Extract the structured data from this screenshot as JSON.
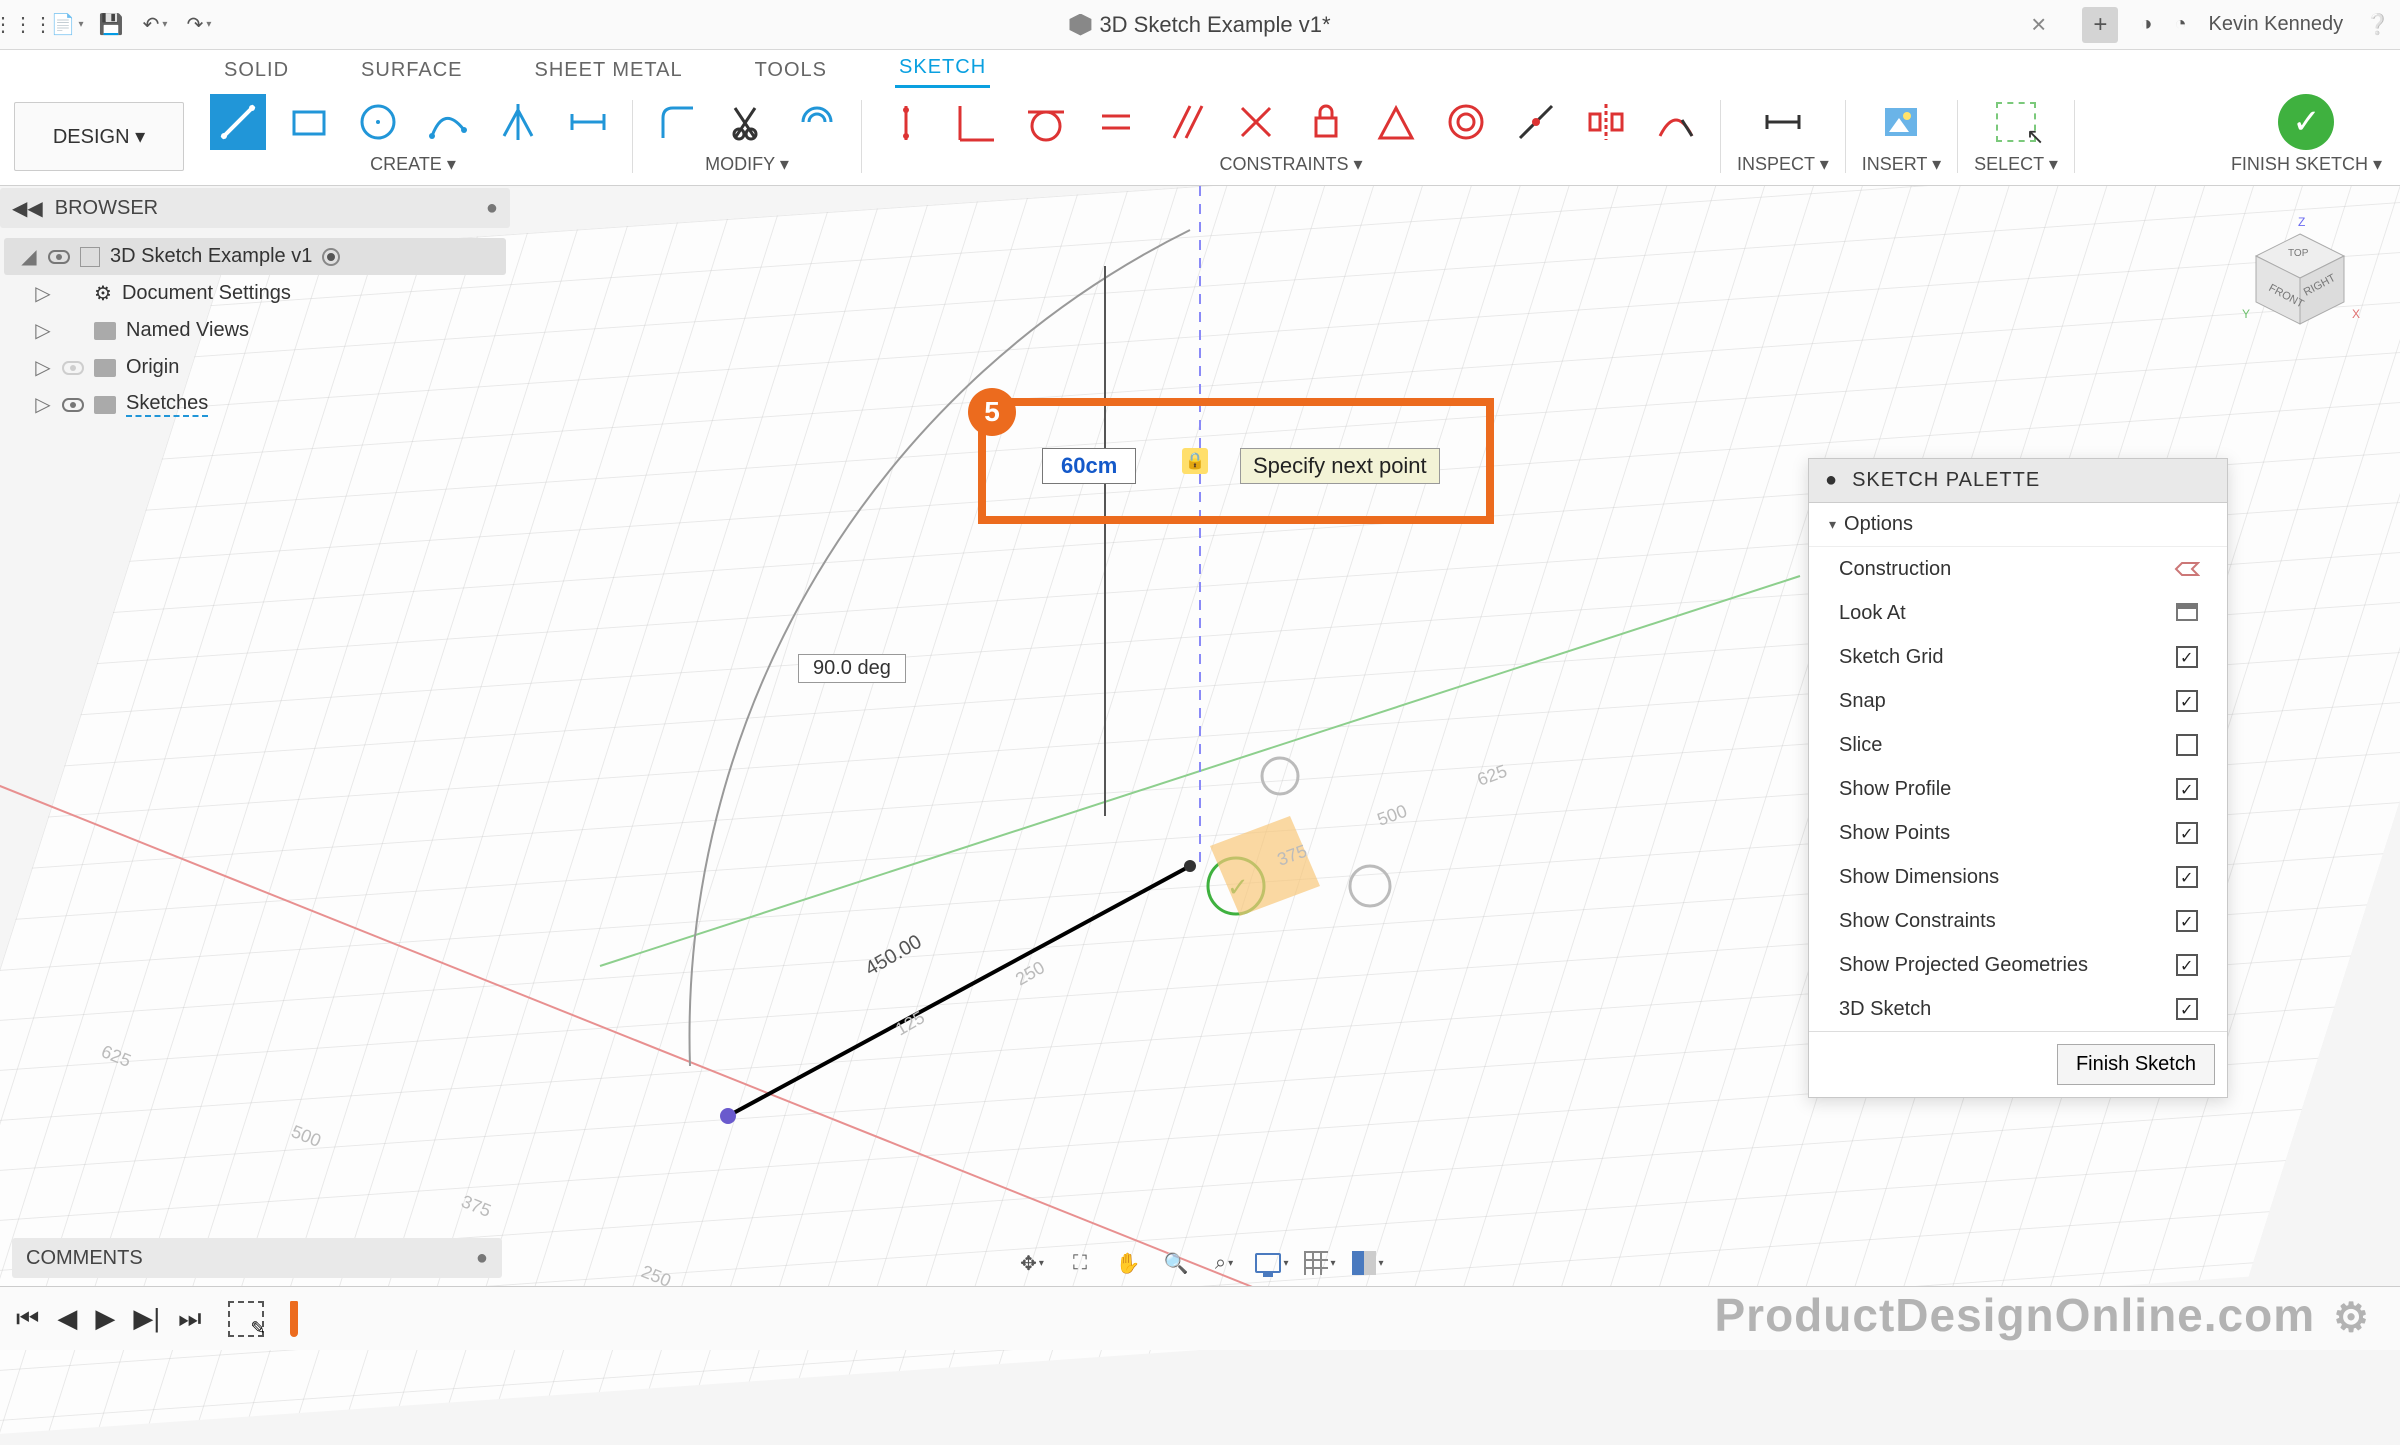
{
  "titlebar": {
    "doc_title": "3D Sketch Example v1*",
    "user": "Kevin Kennedy"
  },
  "tabs": {
    "solid": "SOLID",
    "surface": "SURFACE",
    "sheetmetal": "SHEET METAL",
    "tools": "TOOLS",
    "sketch": "SKETCH"
  },
  "ribbon": {
    "design": "DESIGN ▾",
    "create": "CREATE ▾",
    "modify": "MODIFY ▾",
    "constraints": "CONSTRAINTS ▾",
    "inspect": "INSPECT ▾",
    "insert": "INSERT ▾",
    "select": "SELECT ▾",
    "finish": "FINISH SKETCH ▾"
  },
  "browser": {
    "title": "BROWSER",
    "root": "3D Sketch Example v1",
    "items": [
      {
        "label": "Document Settings"
      },
      {
        "label": "Named Views"
      },
      {
        "label": "Origin"
      },
      {
        "label": "Sketches"
      }
    ]
  },
  "callout": {
    "number": "5",
    "dim_value": "60cm",
    "tooltip": "Specify next point"
  },
  "canvas_labels": {
    "angle": "90.0 deg",
    "length": "450.00",
    "ticks": [
      "125",
      "250",
      "375",
      "500",
      "625",
      "125",
      "250",
      "375",
      "500",
      "625"
    ]
  },
  "palette": {
    "title": "SKETCH PALETTE",
    "section": "Options",
    "rows": [
      {
        "label": "Construction",
        "type": "icon"
      },
      {
        "label": "Look At",
        "type": "icon"
      },
      {
        "label": "Sketch Grid",
        "type": "check",
        "on": true
      },
      {
        "label": "Snap",
        "type": "check",
        "on": true
      },
      {
        "label": "Slice",
        "type": "check",
        "on": false
      },
      {
        "label": "Show Profile",
        "type": "check",
        "on": true
      },
      {
        "label": "Show Points",
        "type": "check",
        "on": true
      },
      {
        "label": "Show Dimensions",
        "type": "check",
        "on": true
      },
      {
        "label": "Show Constraints",
        "type": "check",
        "on": true
      },
      {
        "label": "Show Projected Geometries",
        "type": "check",
        "on": true
      },
      {
        "label": "3D Sketch",
        "type": "check",
        "on": true
      }
    ],
    "finish_btn": "Finish Sketch"
  },
  "comments": {
    "title": "COMMENTS"
  },
  "viewcube": {
    "front": "FRONT",
    "right": "RIGHT",
    "top": "TOP",
    "x": "X",
    "y": "Y",
    "z": "Z"
  },
  "watermark": "ProductDesignOnline.com"
}
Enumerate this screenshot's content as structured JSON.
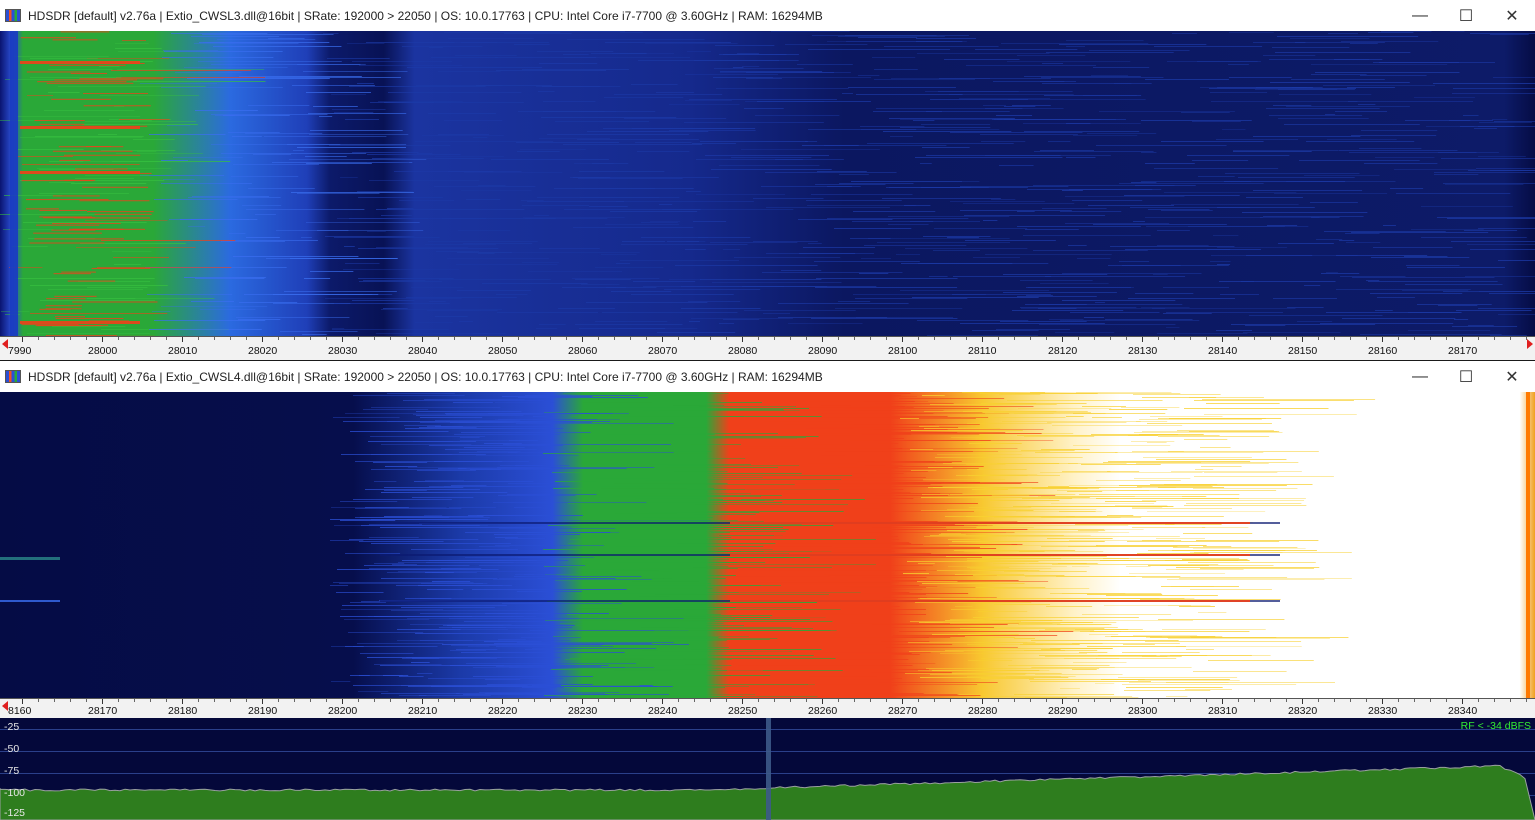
{
  "window1": {
    "title": "HDSDR  [default]  v2.76a  |  Extio_CWSL3.dll@16bit  |  SRate: 192000 > 22050  |  OS: 10.0.17763   |  CPU: Intel Core i7-7700 @ 3.60GHz  |  RAM: 16294MB",
    "controls": {
      "minimize": "—",
      "maximize": "☐",
      "close": "✕"
    },
    "scale_labels": [
      "7990",
      "28000",
      "28010",
      "28020",
      "28030",
      "28040",
      "28050",
      "28060",
      "28070",
      "28080",
      "28090",
      "28100",
      "28110",
      "28120",
      "28130",
      "28140",
      "28150",
      "28160",
      "28170"
    ]
  },
  "window2": {
    "title": "HDSDR  [default]  v2.76a  |  Extio_CWSL4.dll@16bit  |  SRate: 192000 > 22050  |  OS: 10.0.17763   |  CPU: Intel Core i7-7700 @ 3.60GHz  |  RAM: 16294MB",
    "controls": {
      "minimize": "—",
      "maximize": "☐",
      "close": "✕"
    },
    "scale_labels": [
      "8160",
      "28170",
      "28180",
      "28190",
      "28200",
      "28210",
      "28220",
      "28230",
      "28240",
      "28250",
      "28260",
      "28270",
      "28280",
      "28290",
      "28300",
      "28310",
      "28320",
      "28330",
      "28340"
    ],
    "spectrum": {
      "db_labels": [
        "-25",
        "-50",
        "-75",
        "-100",
        "-125"
      ],
      "rf_label": "RF < -34 dBFS"
    }
  },
  "colors": {
    "waterfall_bg": "#050c45",
    "signal_blue": "#2b4fd6",
    "signal_green": "#2aa838",
    "signal_red": "#f0401a",
    "signal_yellow": "#f8d030",
    "signal_white": "#ffffff",
    "spectrum_fill": "#2e7d1e",
    "rf_label": "#33ee33"
  }
}
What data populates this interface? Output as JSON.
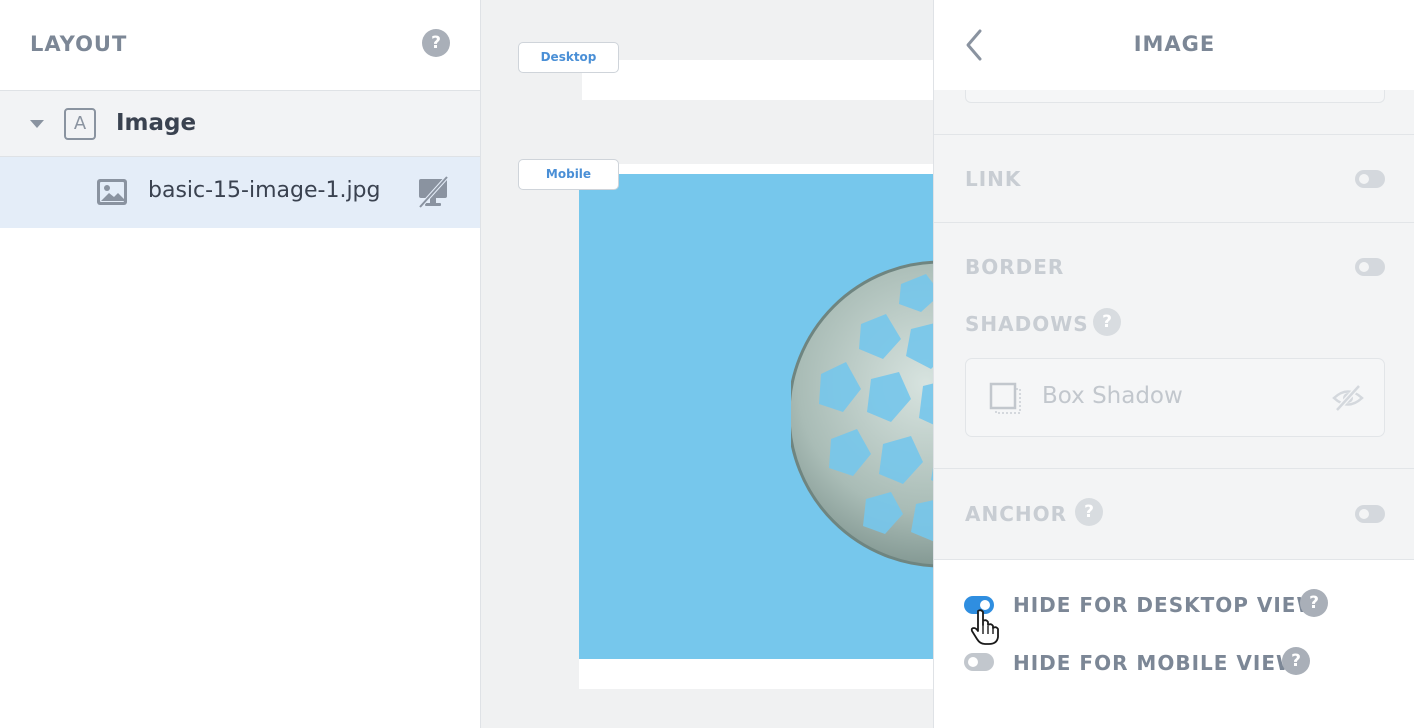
{
  "layout_panel": {
    "title": "LAYOUT",
    "help_glyph": "?",
    "tree": {
      "parent": {
        "label": "Image",
        "type_glyph": "A",
        "icon": "text-block-icon",
        "expanded": true
      },
      "child": {
        "label": "basic-15-image-1.jpg",
        "icon": "image-icon",
        "status_icon": "desktop-hidden-icon"
      }
    }
  },
  "canvas": {
    "desktop_tag": "Desktop",
    "mobile_tag": "Mobile",
    "image_background": "#76c7ec"
  },
  "settings_panel": {
    "title": "IMAGE",
    "back_icon": "chevron-left-icon",
    "sections": {
      "link": {
        "label": "LINK",
        "enabled": false
      },
      "border": {
        "label": "BORDER",
        "enabled": false
      },
      "shadows": {
        "label": "SHADOWS",
        "help_glyph": "?",
        "item": {
          "label": "Box Shadow",
          "visible": false
        }
      },
      "anchor": {
        "label": "ANCHOR",
        "help_glyph": "?",
        "enabled": false
      }
    },
    "visibility": {
      "hide_desktop": {
        "label": "HIDE FOR DESKTOP VIEW",
        "on": true,
        "help_glyph": "?"
      },
      "hide_mobile": {
        "label": "HIDE FOR MOBILE VIEW",
        "on": false,
        "help_glyph": "?"
      }
    }
  },
  "colors": {
    "accent": "#2f8ee0",
    "selected_row": "#e4edf8",
    "tag_text": "#4a8fd6"
  }
}
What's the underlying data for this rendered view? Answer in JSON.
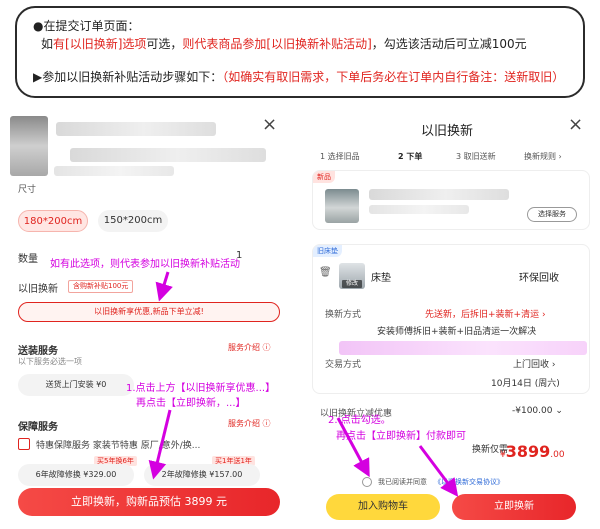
{
  "callout": {
    "line1": "●在提交订单页面：",
    "line2_a": "如",
    "line2_b": "有[以旧换新]选项",
    "line2_c": "可选，",
    "line2_d": "则代表商品参加[以旧换新补贴活动]",
    "line2_e": "，勾选该活动后可立减100元",
    "line3_a": "▶参加以旧换新补贴活动步骤如下：",
    "line3_b": "（如确实有取旧需求，下单后务必在订单内自行备注：送新取旧）"
  },
  "left": {
    "close": "×",
    "size_label": "尺寸",
    "size_options": [
      "180*200cm",
      "150*200cm"
    ],
    "qty_label": "数量",
    "qty_value": "1",
    "tradein_label": "以旧换新",
    "tradein_badge": "含购新补贴100元",
    "tradein_banner": "以旧换新享优惠,新品下单立减!",
    "delivery_title": "送装服务",
    "delivery_intro": "服务介绍 ⓘ",
    "delivery_note": "以下服务必选一项",
    "delivery_chip": "送货上门安装 ¥0",
    "warranty_title": "保障服务",
    "warranty_intro": "服务介绍 ⓘ",
    "warranty_row": "特惠保障服务  家装节特惠  原厂/意外/换...",
    "warranty_opt1_tag": "买5年换6年",
    "warranty_opt1": "6年故障修换  ¥329.00",
    "warranty_opt2_tag": "买1年送1年",
    "warranty_opt2": "2年故障修换  ¥157.00",
    "submit": "立即换新，购新品预估 3899 元"
  },
  "right": {
    "title": "以旧换新",
    "close": "×",
    "steps": [
      "1 选择旧品",
      "2 下单",
      "3 取旧送新"
    ],
    "rules": "换新规则 ›",
    "new_tag": "新品",
    "choose_service": "选择服务",
    "old_tag": "旧床垫",
    "old_item": "床垫",
    "old_thumb": "修改",
    "recycle": "环保回收",
    "method_label": "换新方式",
    "method_value": "先送新，后拆旧+装新+清运 ›",
    "method_desc": "安装师傅拆旧+装新+旧品清运一次解决",
    "trade_label": "交易方式",
    "trade_value": "上门回收 ›",
    "trade_date": "10月14日 (周六)",
    "discount_label": "以旧换新立减优惠",
    "discount_value": "-¥100.00 ⌄",
    "price_label": "换新仅需",
    "price_symbol": "¥",
    "price_value": "3899",
    "price_decimal": ".00",
    "agree": "我已阅读并同意",
    "agree_link": "《以旧换新交易协议》",
    "cart": "加入购物车",
    "submit": "立即换新"
  },
  "annotations": {
    "left_top": "如有此选项，则代表参加以旧换新补贴活动",
    "left_mid1": "1.点击上方【以旧换新享优惠...】",
    "left_mid2": "再点击【立即换新，...】",
    "right_1": "2. 点击勾选。",
    "right_2": "再点击【立即换新】付款即可"
  },
  "colors": {
    "red": "#e0241f",
    "magenta": "#d400e0",
    "cart": "#ffd83c"
  }
}
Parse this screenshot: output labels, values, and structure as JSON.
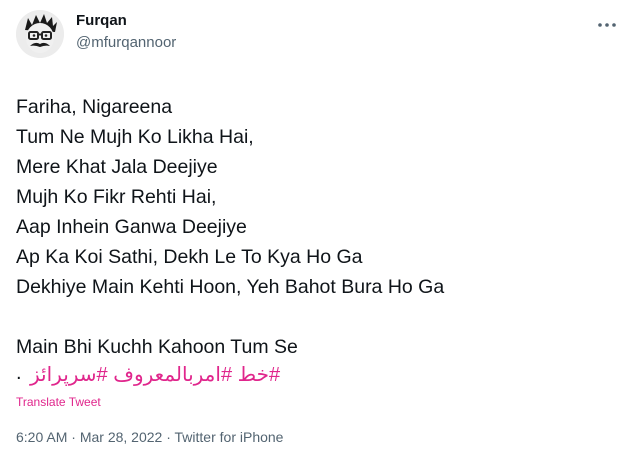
{
  "author": {
    "name": "Furqan",
    "handle": "@mfurqannoor"
  },
  "tweet": {
    "text": "Fariha, Nigareena\nTum Ne Mujh Ko Likha Hai,\nMere Khat Jala Deejiye\nMujh Ko Fikr Rehti Hai,\nAap Inhein Ganwa Deejiye\nAp Ka Koi Sathi, Dekh Le To Kya Ho Ga\nDekhiye Main Kehti Hoon, Yeh Bahot Bura Ho Ga\n\nMain Bhi Kuchh Kahoon Tum Se",
    "hashtags": [
      "#خط",
      "#امربالمعروف",
      "#سرپرائز"
    ],
    "trailing_dot": "."
  },
  "translate_label": "Translate Tweet",
  "meta": {
    "time": "6:20 AM",
    "date": "Mar 28, 2022",
    "source": "Twitter for iPhone",
    "separator": " · "
  },
  "colors": {
    "accent": "#e0268c",
    "secondary_text": "#536471",
    "primary_text": "#0f1419"
  },
  "icons": {
    "more": "more-horizontal-icon",
    "avatar": "cartoon-face-avatar"
  }
}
+--
__What to do__:
Every line from the one containing "Parse this screenshot: output" through the last line of the data is to be retyped exactly, with nothing added and no pictures included.

__Full output__:
Parse this screenshot: output labels, values, and structure as JSON.
{
  "author": {
    "name": "Furqan",
    "handle": "@mfurqannoor"
  },
  "tweet": {
    "text": "Fariha, Nigareena\nTum Ne Mujh Ko Likha Hai,\nMere Khat Jala Deejiye\nMujh Ko Fikr Rehti Hai,\nAap Inhein Ganwa Deejiye\nAp Ka Koi Sathi, Dekh Le To Kya Ho Ga\nDekhiye Main Kehti Hoon, Yeh Bahot Bura Ho Ga\n\nMain Bhi Kuchh Kahoon Tum Se",
    "hashtags": [
      "#خط",
      "#امربالمعروف",
      "#سرپرائز"
    ],
    "trailing_dot": "."
  },
  "translate_label": "Translate Tweet",
  "meta": {
    "time": "6:20 AM",
    "date": "Mar 28, 2022",
    "source": "Twitter for iPhone",
    "separator": " · "
  },
  "colors": {
    "accent": "#e0268c",
    "secondary_text": "#536471",
    "primary_text": "#0f1419"
  },
  "icons": {
    "more": "more-horizontal-icon",
    "avatar": "cartoon-face-avatar"
  }
}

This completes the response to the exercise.